■ Exercise prompt: Every entry below must be repeated exactly; skip the pictures.

════════════════

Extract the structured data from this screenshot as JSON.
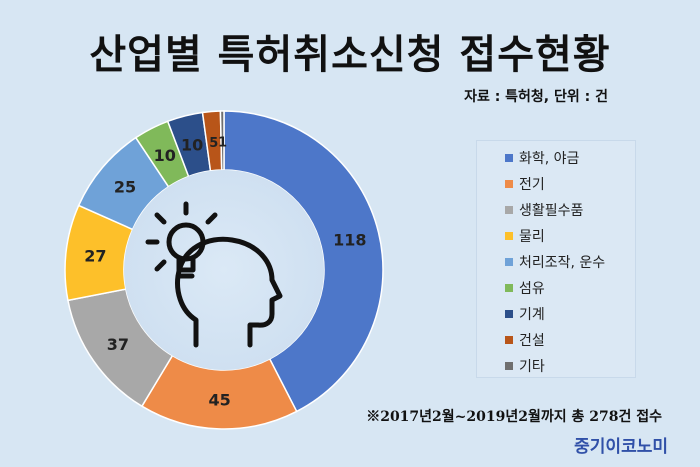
{
  "title": "산업별 특허취소신청 접수현황",
  "source": "자료 : 특허청, 단위 : 건",
  "footnote": "※2017년2월~2019년2월까지 총 278건 접수",
  "brand": "중기이코노미",
  "chart_data": {
    "type": "donut",
    "title": "산업별 특허취소신청 접수현황",
    "categories": [
      "화학, 야금",
      "전기",
      "생활필수품",
      "물리",
      "처리조작, 운수",
      "섬유",
      "기계",
      "건설",
      "기타"
    ],
    "values": [
      118,
      45,
      37,
      27,
      25,
      10,
      10,
      5,
      1
    ],
    "colors": [
      "#4d77c9",
      "#ee8b48",
      "#a8a8a8",
      "#fdc02a",
      "#6fa2d8",
      "#80b95a",
      "#2c4f8a",
      "#b85519",
      "#6f6f6f"
    ],
    "legend_position": "right",
    "center_icon": "head-lightbulb-icon"
  }
}
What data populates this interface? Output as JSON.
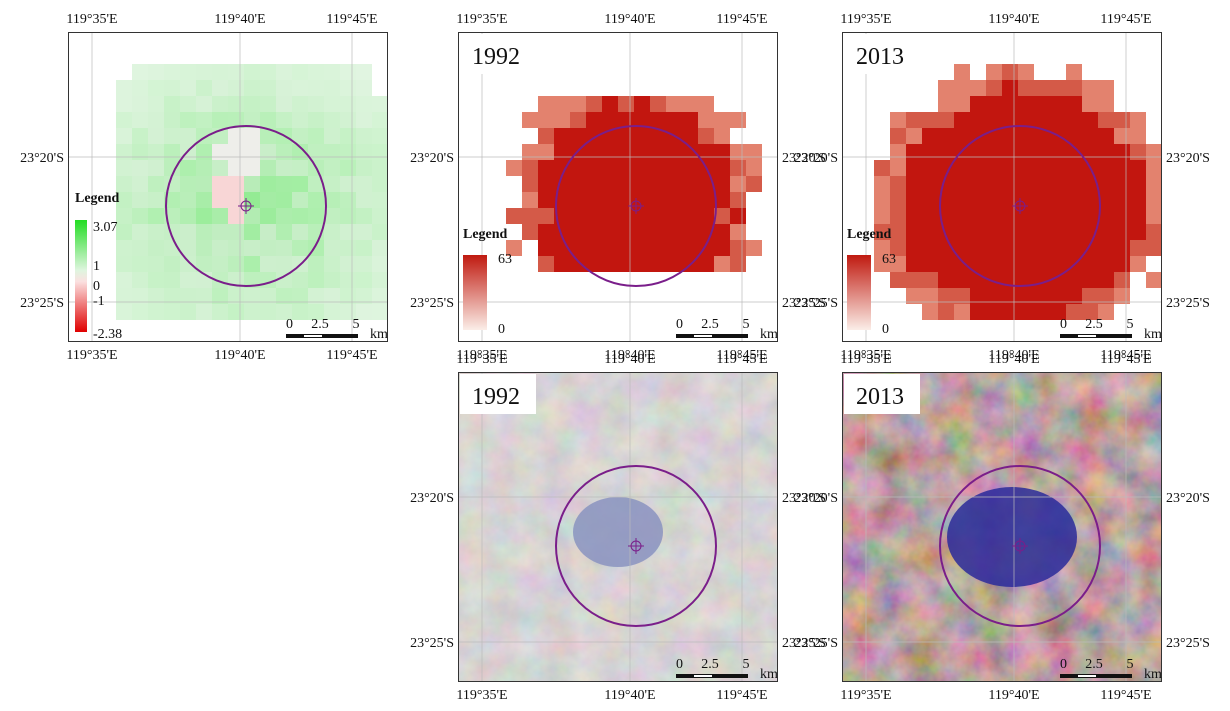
{
  "coordinates": {
    "longitude": [
      "119°35'E",
      "119°40'E",
      "119°45'E"
    ],
    "latitude": [
      "23°20'S",
      "23°25'S"
    ]
  },
  "scale_bar": {
    "ticks": [
      0,
      2.5,
      5
    ],
    "unit": "km"
  },
  "panels": [
    {
      "legend": {
        "title": "Legend",
        "labels": [
          3.07,
          1,
          0,
          -1,
          -2.38
        ]
      }
    },
    {
      "title": "1992",
      "legend": {
        "title": "Legend",
        "labels": [
          63,
          0
        ]
      }
    },
    {
      "title": "2013",
      "legend": {
        "title": "Legend",
        "labels": [
          63,
          0
        ]
      }
    },
    {
      "title": "1992"
    },
    {
      "title": "2013"
    }
  ]
}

════════════════

■ Expected answer:
Extract the structured data from this screenshot as JSON.
{
  "title": "산업별 특허취소신청 접수현황",
  "source": "자료 : 특허청, 단위 : 건",
  "footnote": "※2017년2월~2019년2월까지 총 278건 접수",
  "brand": "중기이코노미",
  "chart_data": {
    "type": "donut",
    "title": "산업별 특허취소신청 접수현황",
    "categories": [
      "화학, 야금",
      "전기",
      "생활필수품",
      "물리",
      "처리조작, 운수",
      "섬유",
      "기계",
      "건설",
      "기타"
    ],
    "values": [
      118,
      45,
      37,
      27,
      25,
      10,
      10,
      5,
      1
    ],
    "colors": [
      "#4d77c9",
      "#ee8b48",
      "#a8a8a8",
      "#fdc02a",
      "#6fa2d8",
      "#80b95a",
      "#2c4f8a",
      "#b85519",
      "#6f6f6f"
    ],
    "legend_position": "right",
    "center_icon": "head-lightbulb-icon"
  }
}
What data populates this interface? Output as JSON.
{
  "coordinates": {
    "longitude": [
      "119°35'E",
      "119°40'E",
      "119°45'E"
    ],
    "latitude": [
      "23°20'S",
      "23°25'S"
    ]
  },
  "scale_bar": {
    "ticks": [
      0,
      2.5,
      5
    ],
    "unit": "km"
  },
  "panels": [
    {
      "legend": {
        "title": "Legend",
        "labels": [
          3.07,
          1,
          0,
          -1,
          -2.38
        ]
      }
    },
    {
      "title": "1992",
      "legend": {
        "title": "Legend",
        "labels": [
          63,
          0
        ]
      }
    },
    {
      "title": "2013",
      "legend": {
        "title": "Legend",
        "labels": [
          63,
          0
        ]
      }
    },
    {
      "title": "1992"
    },
    {
      "title": "2013"
    }
  ]
}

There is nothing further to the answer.